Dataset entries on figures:
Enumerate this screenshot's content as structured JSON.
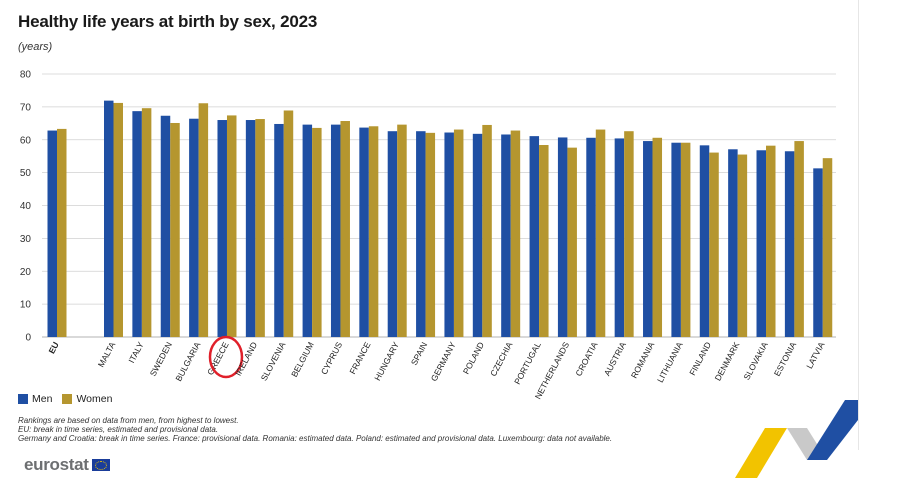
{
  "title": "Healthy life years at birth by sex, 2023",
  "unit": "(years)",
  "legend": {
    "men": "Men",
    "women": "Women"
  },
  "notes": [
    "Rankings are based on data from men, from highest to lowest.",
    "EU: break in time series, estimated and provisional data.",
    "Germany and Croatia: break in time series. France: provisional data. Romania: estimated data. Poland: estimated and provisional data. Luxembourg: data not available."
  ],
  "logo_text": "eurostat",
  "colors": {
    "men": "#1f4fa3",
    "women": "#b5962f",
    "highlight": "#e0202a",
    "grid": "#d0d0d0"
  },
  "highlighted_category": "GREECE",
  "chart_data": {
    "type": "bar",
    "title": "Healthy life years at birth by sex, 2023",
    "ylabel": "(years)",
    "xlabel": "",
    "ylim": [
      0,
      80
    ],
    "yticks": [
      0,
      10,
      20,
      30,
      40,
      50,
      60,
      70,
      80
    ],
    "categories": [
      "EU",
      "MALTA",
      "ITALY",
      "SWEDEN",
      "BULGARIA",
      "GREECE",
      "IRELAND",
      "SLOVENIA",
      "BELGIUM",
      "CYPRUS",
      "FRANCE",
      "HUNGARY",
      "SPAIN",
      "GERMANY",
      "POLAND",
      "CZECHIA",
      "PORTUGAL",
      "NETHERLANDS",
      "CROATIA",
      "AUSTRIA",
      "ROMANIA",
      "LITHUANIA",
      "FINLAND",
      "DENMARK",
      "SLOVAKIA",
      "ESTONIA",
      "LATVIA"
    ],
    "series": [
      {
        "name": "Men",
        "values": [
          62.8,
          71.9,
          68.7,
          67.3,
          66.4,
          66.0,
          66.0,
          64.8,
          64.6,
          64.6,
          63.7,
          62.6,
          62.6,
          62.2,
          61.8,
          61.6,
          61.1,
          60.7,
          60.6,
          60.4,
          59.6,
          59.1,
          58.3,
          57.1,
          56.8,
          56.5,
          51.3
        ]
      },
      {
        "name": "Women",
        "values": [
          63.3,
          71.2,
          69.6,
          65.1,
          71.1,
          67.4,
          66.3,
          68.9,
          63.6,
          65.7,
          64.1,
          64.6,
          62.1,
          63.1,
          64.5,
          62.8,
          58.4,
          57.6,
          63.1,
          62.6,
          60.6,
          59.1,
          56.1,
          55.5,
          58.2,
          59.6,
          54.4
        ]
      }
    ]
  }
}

==

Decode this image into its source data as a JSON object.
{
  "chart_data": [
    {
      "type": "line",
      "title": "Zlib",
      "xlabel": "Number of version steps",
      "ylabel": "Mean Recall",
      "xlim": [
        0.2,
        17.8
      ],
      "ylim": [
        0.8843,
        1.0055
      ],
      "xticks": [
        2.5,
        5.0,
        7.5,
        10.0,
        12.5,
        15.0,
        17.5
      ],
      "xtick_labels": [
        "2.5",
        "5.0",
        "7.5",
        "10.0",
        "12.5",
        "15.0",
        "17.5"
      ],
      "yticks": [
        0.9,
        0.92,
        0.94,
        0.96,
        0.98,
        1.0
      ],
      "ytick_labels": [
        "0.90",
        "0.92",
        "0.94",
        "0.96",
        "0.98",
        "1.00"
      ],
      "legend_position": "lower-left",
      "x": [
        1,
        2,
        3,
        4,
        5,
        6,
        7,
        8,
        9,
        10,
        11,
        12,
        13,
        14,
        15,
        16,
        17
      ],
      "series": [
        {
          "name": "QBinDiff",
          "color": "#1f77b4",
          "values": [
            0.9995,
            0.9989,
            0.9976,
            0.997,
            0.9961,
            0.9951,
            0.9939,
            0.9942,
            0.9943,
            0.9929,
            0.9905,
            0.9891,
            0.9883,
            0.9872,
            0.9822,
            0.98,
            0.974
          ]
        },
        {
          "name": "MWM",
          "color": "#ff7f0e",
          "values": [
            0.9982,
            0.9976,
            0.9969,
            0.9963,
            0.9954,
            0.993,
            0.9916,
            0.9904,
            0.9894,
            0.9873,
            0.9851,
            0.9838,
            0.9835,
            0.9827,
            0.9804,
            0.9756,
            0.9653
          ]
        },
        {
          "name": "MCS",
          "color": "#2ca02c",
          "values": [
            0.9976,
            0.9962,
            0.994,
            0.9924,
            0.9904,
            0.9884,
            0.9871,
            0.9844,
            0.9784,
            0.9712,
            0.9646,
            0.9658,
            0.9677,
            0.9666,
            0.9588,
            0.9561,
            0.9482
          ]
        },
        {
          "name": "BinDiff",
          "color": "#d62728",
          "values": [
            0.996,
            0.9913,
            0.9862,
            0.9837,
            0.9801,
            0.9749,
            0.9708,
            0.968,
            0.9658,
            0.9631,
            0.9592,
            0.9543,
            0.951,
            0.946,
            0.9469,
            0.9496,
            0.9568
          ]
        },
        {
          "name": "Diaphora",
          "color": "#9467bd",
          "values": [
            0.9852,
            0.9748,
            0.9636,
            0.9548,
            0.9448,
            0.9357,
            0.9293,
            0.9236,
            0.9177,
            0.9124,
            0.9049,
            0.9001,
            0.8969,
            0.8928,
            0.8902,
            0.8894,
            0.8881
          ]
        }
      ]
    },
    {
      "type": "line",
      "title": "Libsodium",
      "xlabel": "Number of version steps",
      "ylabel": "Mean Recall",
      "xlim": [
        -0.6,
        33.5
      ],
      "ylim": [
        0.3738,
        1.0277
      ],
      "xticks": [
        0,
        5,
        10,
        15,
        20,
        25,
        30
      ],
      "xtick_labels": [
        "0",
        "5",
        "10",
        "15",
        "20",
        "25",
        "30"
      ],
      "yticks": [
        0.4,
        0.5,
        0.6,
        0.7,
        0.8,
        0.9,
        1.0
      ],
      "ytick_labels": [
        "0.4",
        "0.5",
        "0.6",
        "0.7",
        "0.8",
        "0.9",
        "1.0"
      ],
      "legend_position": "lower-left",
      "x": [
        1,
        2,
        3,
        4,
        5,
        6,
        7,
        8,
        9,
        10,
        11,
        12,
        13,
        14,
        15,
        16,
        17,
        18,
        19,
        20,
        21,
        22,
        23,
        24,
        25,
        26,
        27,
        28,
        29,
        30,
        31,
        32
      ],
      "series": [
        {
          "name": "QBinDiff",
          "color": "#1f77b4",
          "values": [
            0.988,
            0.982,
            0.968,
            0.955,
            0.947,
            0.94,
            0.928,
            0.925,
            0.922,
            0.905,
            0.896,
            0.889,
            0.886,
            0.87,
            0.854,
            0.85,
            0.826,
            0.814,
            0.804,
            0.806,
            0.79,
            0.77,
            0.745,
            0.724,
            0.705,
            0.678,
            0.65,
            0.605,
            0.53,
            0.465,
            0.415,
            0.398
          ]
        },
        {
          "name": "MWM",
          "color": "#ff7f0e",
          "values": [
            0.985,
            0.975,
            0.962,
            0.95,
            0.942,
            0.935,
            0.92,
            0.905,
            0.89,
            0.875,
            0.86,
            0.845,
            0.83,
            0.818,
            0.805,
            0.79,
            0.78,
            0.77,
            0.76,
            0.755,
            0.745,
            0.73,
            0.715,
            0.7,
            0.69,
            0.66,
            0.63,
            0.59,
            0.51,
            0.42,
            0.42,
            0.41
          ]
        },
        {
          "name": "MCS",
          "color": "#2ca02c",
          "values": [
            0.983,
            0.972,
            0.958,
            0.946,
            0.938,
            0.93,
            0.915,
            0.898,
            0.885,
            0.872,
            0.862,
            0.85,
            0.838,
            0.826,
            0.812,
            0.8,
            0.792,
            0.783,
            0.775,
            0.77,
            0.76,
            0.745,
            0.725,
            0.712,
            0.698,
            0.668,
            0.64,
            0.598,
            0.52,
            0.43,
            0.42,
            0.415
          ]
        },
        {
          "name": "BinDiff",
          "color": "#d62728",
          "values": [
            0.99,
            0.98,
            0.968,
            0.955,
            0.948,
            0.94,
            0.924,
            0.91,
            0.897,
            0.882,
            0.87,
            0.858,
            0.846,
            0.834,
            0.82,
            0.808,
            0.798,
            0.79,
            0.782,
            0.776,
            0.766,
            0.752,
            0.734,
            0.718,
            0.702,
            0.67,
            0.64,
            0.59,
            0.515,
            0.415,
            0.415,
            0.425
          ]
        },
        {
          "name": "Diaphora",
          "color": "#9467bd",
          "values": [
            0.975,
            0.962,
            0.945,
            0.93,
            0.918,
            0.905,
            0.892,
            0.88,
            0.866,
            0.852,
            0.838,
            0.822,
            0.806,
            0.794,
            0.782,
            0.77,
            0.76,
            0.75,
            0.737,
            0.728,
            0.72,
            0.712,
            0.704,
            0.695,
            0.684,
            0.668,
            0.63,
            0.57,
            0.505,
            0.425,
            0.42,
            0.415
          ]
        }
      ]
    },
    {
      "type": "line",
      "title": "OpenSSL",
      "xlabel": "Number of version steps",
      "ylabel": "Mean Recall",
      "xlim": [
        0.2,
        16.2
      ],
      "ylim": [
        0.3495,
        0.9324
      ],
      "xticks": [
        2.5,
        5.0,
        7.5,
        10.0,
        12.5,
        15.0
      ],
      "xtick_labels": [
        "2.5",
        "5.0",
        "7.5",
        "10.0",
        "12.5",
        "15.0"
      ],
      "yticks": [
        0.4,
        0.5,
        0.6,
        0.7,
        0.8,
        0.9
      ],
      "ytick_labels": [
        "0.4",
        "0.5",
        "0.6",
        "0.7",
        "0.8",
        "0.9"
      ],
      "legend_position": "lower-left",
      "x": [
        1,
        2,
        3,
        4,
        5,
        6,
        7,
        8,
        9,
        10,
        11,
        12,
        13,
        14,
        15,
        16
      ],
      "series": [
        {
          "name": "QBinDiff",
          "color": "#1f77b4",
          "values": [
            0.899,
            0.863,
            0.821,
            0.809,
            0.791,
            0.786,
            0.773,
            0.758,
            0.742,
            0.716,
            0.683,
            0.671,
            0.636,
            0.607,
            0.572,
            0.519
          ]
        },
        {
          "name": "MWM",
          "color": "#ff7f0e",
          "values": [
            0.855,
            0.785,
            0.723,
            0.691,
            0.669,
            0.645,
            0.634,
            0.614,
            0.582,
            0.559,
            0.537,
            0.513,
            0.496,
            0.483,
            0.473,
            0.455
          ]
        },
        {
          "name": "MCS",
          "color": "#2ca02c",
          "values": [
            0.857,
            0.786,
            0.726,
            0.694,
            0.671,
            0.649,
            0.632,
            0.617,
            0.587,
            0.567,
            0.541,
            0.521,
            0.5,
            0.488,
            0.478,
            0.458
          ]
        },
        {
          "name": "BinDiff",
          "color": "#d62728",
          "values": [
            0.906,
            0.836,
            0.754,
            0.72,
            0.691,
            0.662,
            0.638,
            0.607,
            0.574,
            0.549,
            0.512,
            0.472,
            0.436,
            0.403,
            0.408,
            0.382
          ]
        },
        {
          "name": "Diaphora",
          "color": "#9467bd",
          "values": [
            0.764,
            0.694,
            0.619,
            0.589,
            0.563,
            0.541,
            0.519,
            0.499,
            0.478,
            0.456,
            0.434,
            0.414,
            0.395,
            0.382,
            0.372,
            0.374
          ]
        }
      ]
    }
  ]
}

Task goal:
Pull every line containing the word "years" out of the entries above.

Final result:
  "title": "Healthy life years at birth by sex, 2023",
  "unit": "(years)",
    "title": "Healthy life years at birth by sex, 2023",
    "ylabel": "(years)",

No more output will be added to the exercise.